[start]
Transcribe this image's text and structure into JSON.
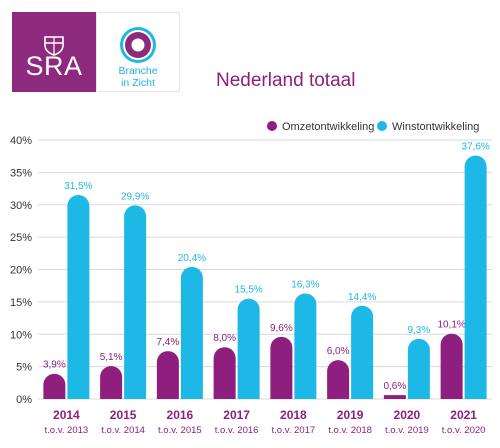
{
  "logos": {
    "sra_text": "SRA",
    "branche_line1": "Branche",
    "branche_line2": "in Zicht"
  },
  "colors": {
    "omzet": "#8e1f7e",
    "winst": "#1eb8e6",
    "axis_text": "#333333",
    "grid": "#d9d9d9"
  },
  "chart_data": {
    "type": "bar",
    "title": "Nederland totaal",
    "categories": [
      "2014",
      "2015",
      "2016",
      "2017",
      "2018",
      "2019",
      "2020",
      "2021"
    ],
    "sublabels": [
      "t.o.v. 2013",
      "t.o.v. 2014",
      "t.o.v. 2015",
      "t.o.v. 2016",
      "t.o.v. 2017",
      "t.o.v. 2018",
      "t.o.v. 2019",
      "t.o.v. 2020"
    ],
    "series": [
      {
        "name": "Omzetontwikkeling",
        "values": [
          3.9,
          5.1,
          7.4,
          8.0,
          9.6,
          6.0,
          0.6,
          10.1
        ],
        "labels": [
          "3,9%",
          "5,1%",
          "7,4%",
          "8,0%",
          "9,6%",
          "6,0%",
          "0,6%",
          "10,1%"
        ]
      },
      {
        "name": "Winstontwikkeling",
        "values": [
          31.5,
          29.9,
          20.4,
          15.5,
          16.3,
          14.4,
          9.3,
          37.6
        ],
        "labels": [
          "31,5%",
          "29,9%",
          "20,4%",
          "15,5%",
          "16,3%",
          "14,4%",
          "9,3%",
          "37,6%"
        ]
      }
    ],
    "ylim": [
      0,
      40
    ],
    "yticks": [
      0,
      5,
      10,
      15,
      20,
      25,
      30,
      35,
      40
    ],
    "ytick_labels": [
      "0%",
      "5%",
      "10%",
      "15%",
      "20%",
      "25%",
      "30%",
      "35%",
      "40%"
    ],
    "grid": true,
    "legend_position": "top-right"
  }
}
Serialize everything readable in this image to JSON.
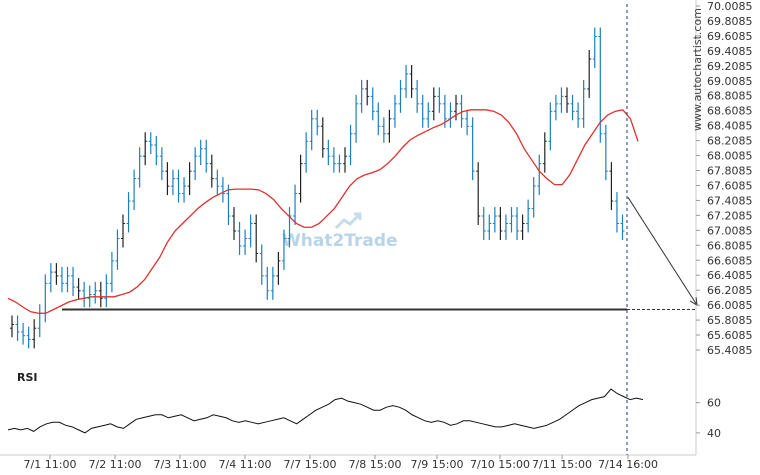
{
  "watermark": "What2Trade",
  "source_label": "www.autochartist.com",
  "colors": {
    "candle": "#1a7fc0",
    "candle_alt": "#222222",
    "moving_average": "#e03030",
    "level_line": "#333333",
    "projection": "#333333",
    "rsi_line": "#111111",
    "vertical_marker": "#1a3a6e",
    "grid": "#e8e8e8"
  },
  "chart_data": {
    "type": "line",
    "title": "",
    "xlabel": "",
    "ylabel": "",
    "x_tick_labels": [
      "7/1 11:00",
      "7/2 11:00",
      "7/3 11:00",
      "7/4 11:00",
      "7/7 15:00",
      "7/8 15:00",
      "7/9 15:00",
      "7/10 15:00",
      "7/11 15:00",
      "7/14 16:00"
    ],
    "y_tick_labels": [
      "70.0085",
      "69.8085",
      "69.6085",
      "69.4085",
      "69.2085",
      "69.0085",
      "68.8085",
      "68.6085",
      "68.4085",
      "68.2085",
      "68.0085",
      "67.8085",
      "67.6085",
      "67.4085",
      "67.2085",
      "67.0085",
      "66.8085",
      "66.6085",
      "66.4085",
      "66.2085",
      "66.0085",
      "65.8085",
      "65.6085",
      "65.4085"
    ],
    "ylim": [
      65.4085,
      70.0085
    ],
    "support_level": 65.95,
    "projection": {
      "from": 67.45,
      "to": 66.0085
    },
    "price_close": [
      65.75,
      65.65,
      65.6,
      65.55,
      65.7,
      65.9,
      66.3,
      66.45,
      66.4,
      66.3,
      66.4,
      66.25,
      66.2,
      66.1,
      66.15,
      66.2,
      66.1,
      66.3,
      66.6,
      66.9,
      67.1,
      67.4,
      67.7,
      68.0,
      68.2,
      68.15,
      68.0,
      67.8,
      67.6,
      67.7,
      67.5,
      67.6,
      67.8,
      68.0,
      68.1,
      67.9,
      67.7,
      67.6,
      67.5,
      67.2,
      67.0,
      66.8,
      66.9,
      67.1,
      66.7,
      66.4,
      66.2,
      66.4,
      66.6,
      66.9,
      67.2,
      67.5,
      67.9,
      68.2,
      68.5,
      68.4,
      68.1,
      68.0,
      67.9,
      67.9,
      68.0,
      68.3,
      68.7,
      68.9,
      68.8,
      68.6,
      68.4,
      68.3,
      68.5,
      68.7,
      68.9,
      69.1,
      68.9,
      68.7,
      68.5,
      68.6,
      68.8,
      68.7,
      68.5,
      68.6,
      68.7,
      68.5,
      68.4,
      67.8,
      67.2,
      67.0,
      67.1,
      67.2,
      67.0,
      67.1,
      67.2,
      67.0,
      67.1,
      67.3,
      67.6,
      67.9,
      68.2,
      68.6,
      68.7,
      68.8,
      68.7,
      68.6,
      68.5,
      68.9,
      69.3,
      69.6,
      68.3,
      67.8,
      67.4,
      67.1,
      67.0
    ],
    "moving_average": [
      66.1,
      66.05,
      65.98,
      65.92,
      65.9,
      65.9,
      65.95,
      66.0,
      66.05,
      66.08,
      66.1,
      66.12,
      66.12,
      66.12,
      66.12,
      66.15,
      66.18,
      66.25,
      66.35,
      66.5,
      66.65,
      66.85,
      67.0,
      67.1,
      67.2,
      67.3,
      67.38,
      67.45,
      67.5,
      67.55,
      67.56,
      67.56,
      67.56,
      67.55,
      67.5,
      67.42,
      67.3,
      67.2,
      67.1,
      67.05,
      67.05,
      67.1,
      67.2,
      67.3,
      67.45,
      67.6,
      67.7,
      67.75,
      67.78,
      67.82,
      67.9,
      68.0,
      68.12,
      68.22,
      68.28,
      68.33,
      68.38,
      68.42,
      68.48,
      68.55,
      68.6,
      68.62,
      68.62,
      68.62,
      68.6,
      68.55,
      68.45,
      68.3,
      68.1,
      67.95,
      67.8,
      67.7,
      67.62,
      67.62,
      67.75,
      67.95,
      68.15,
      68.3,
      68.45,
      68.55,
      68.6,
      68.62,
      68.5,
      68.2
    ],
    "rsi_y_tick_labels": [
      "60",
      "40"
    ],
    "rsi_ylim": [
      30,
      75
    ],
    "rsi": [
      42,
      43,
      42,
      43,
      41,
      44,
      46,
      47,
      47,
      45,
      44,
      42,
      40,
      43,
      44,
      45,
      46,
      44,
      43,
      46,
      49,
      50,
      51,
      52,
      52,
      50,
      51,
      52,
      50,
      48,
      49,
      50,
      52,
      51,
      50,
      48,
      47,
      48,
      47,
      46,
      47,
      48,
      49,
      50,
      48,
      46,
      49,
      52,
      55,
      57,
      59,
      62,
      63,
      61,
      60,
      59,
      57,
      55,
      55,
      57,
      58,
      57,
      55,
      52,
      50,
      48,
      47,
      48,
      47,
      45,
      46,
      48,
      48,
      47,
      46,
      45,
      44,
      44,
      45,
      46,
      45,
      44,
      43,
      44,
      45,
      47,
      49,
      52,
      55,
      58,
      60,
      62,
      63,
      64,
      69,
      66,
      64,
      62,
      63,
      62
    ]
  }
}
[end]
> _REQUIREMENT_: Above are the records. Copy every line in them holding "image".

> _WORKED ANSWER_:
Transcribe this image's text and structure into JSON.
Serialize everything readable in this image to JSON.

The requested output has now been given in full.